→ **Task to carry out**:
Every line of the data that contains the string "content" must be copied.

→ **Input records**:
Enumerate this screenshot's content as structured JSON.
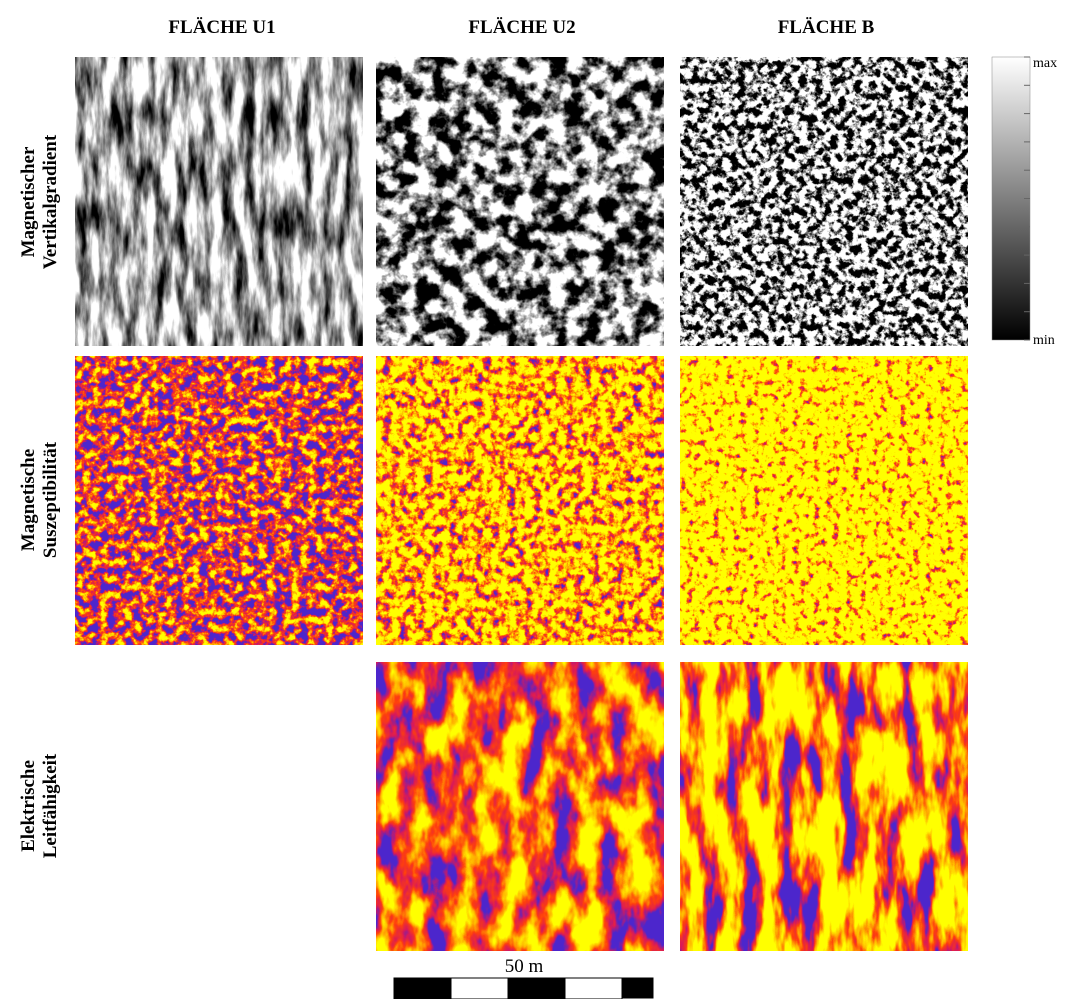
{
  "columns": [
    "FLÄCHE U1",
    "FLÄCHE U2",
    "FLÄCHE B"
  ],
  "rows": [
    [
      "Magnetischer",
      "Vertikalgradient"
    ],
    [
      "Magnetische",
      "Suszeptibilität"
    ],
    [
      "Elektrische",
      "Leitfähigkeit"
    ]
  ],
  "colorbar": {
    "max": "max",
    "min": "min"
  },
  "scale_bar": {
    "label": "50 m"
  }
}
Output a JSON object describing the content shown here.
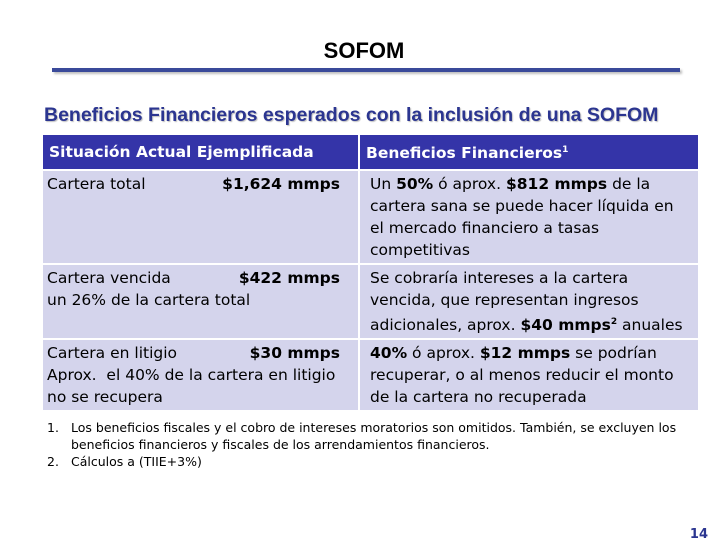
{
  "slide": {
    "title": "SOFOM",
    "subtitle": "Beneficios Financieros esperados con la inclusión de una SOFOM",
    "page_number": "14",
    "accent_color": "#3434a8",
    "cell_color": "#d4d4ec"
  },
  "table": {
    "headers": {
      "col1": "Situación Actual Ejemplificada",
      "col2": "Beneficios Financieros",
      "col2_sup": "1"
    },
    "rows": [
      {
        "label": "Cartera total",
        "amount": "$1,624 mmps",
        "benefit": {
          "p1": "Un ",
          "b1": "50%",
          "p2": " ó aprox. ",
          "b2": "$812 mmps",
          "p3": " de la cartera sana se puede hacer líquida en el mercado financiero a tasas competitivas"
        }
      },
      {
        "label": "Cartera vencida",
        "amount": "$422 mmps",
        "desc": "un 26% de la cartera total",
        "benefit": {
          "p1": "Se cobraría intereses a la cartera vencida, que representan ingresos adicionales, aprox. ",
          "b1": "$40 mmps",
          "sup": "2",
          "p2": " anuales"
        }
      },
      {
        "label": "Cartera en litigio",
        "amount": "$30 mmps",
        "desc": "Aprox.  el 40% de la cartera en litigio no se recupera",
        "benefit": {
          "b1": "40%",
          "p1": " ó aprox. ",
          "b2": "$12 mmps",
          "p2": " se podrían recuperar, o al menos reducir el monto de la cartera no recuperada"
        }
      }
    ]
  },
  "notes": [
    {
      "num": "1.",
      "text": "Los beneficios fiscales y el cobro de intereses moratorios son omitidos. También, se excluyen los beneficios financieros y fiscales de los arrendamientos financieros."
    },
    {
      "num": "2.",
      "text": "Cálculos a (TIIE+3%)"
    }
  ]
}
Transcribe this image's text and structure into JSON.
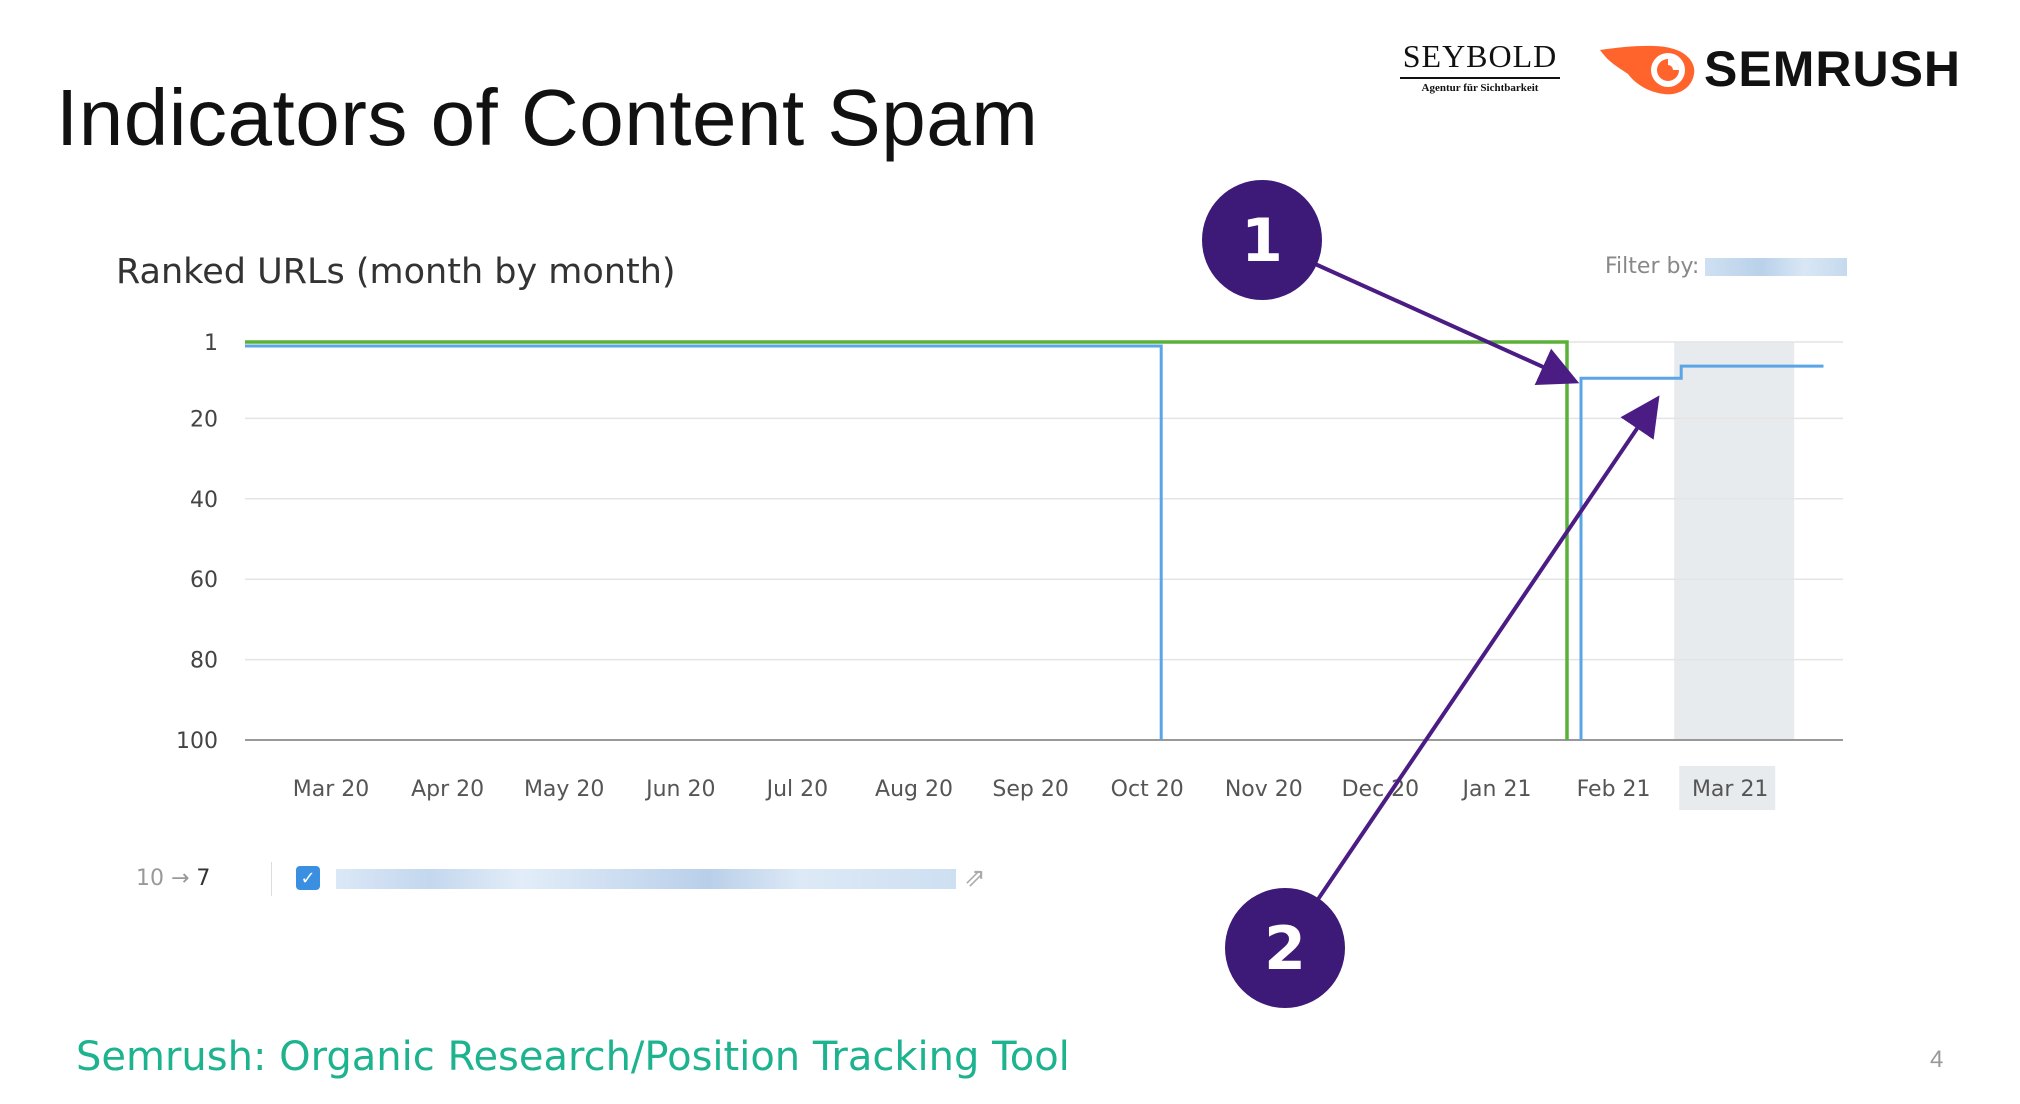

→ **Finished task**:
Enumerate this screenshot's content as structured JSON.
Output a JSON object describing the content shown here.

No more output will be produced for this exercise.